**** TRECHOS DE REGISTROS
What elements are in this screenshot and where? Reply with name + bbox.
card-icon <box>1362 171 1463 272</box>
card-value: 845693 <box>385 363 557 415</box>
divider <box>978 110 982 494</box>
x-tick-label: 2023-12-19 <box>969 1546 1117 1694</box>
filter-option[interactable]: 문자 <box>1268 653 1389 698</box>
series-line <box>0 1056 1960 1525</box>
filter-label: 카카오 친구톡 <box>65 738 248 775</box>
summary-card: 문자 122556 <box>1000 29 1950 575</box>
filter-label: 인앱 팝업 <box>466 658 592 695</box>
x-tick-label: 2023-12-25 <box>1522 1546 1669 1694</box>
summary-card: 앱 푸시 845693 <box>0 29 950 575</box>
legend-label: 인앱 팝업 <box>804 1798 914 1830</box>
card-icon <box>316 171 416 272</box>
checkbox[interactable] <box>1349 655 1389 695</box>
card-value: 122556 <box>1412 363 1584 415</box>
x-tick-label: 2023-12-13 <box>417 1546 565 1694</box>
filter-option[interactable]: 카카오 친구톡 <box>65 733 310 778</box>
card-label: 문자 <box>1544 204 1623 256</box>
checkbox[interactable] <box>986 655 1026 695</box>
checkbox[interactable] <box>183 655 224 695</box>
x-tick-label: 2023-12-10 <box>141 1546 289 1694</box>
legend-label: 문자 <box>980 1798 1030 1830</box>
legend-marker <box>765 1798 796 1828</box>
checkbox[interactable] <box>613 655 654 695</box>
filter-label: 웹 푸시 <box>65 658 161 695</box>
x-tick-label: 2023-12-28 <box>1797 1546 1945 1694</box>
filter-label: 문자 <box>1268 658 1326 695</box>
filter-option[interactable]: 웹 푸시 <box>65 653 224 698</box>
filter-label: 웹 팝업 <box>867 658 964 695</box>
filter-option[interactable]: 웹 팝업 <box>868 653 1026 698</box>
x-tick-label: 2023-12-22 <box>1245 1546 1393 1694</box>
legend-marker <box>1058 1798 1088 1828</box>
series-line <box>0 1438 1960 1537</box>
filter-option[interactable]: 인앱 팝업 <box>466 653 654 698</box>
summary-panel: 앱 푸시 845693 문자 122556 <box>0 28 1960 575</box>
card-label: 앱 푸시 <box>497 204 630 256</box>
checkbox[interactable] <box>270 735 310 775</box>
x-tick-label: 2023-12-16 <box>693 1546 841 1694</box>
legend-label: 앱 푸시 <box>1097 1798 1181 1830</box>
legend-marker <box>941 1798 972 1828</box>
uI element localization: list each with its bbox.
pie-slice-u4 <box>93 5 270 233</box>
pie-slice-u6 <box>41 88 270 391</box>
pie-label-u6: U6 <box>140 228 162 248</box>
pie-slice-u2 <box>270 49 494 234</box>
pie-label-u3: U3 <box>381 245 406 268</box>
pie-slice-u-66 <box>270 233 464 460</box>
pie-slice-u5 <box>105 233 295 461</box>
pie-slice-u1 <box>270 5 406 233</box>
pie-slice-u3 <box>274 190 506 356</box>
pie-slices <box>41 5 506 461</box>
********
### O QUE FAZER
Escreva todas estas linhas como uma lista JSON de strings, uma string para cada linha, deixando de fora as linhas em branco.

### RESPOSTA DA TAREFA
[
  "What elements are in this screenshot and where? Reply with name + bbox.",
  "card-icon <box>1362 171 1463 272</box>",
  "card-value: 845693 <box>385 363 557 415</box>",
  "divider <box>978 110 982 494</box>",
  "x-tick-label: 2023-12-19 <box>969 1546 1117 1694</box>",
  "filter-option[interactable]: 문자 <box>1268 653 1389 698</box>",
  "series-line <box>0 1056 1960 1525</box>",
  "filter-label: 카카오 친구톡 <box>65 738 248 775</box>",
  "summary-card: 문자 122556 <box>1000 29 1950 575</box>",
  "filter-label: 인앱 팝업 <box>466 658 592 695</box>",
  "x-tick-label: 2023-12-25 <box>1522 1546 1669 1694</box>",
  "summary-card: 앱 푸시 845693 <box>0 29 950 575</box>",
  "legend-label: 인앱 팝업 <box>804 1798 914 1830</box>",
  "card-icon <box>316 171 416 272</box>",
  "checkbox[interactable] <box>1349 655 1389 695</box>",
  "card-value: 122556 <box>1412 363 1584 415</box>",
  "x-tick-label: 2023-12-13 <box>417 1546 565 1694</box>",
  "filter-option[interactable]: 카카오 친구톡 <box>65 733 310 778</box>",
  "card-label: 문자 <box>1544 204 1623 256</box>",
  "checkbox[interactable] <box>986 655 1026 695</box>",
  "checkbox[interactable] <box>183 655 224 695</box>",
  "x-tick-label: 2023-12-10 <box>141 1546 289 1694</box>",
  "legend-label: 문자 <box>980 1798 1030 1830</box>",
  "legend-marker <box>765 1798 796 1828</box>",
  "checkbox[interactable] <box>613 655 654 695</box>",
  "filter-label: 웹 푸시 <box>65 658 161 695</box>",
  "x-tick-label: 2023-12-28 <box>1797 1546 1945 1694</box>",
  "filter-label: 문자 <box>1268 658 1326 695</box>",
  "filter-option[interactable]: 웹 푸시 <box>65 653 224 698</box>",
  "filter-label: 웹 팝업 <box>867 658 964 695</box>",
  "filter-option[interactable]: 웹 팝업 <box>868 653 1026 698</box>",
  "x-tick-label: 2023-12-22 <box>1245 1546 1393 1694</box>",
  "legend-marker <box>1058 1798 1088 1828</box>",
  "series-line <box>0 1438 1960 1537</box>",
  "filter-option[interactable]: 인앱 팝업 <box>466 653 654 698</box>",
  "summary-panel: 앱 푸시 845693 문자 122556 <box>0 28 1960 575</box>",
  "card-label: 앱 푸시 <box>497 204 630 256</box>",
  "checkbox[interactable] <box>270 735 310 775</box>",
  "x-tick-label: 2023-12-16 <box>693 1546 841 1694</box>",
  "legend-label: 앱 푸시 <box>1097 1798 1181 1830</box>",
  "legend-marker <box>941 1798 972 1828</box>",
  "uI element localization: list each with its bbox.",
  "pie-slice-u4 <box>93 5 270 233</box>",
  "pie-slice-u6 <box>41 88 270 391</box>",
  "pie-label-u6: U6 <box>140 228 162 248</box>",
  "pie-slice-u2 <box>270 49 494 234</box>",
  "pie-label-u3: U3 <box>381 245 406 268</box>",
  "pie-slice-u-66 <box>270 233 464 460</box>",
  "pie-slice-u5 <box>105 233 295 461</box>",
  "pie-slice-u1 <box>270 5 406 233</box>",
  "pie-slice-u3 <box>274 190 506 356</box>",
  "pie-slices <box>41 5 506 461</box>"
]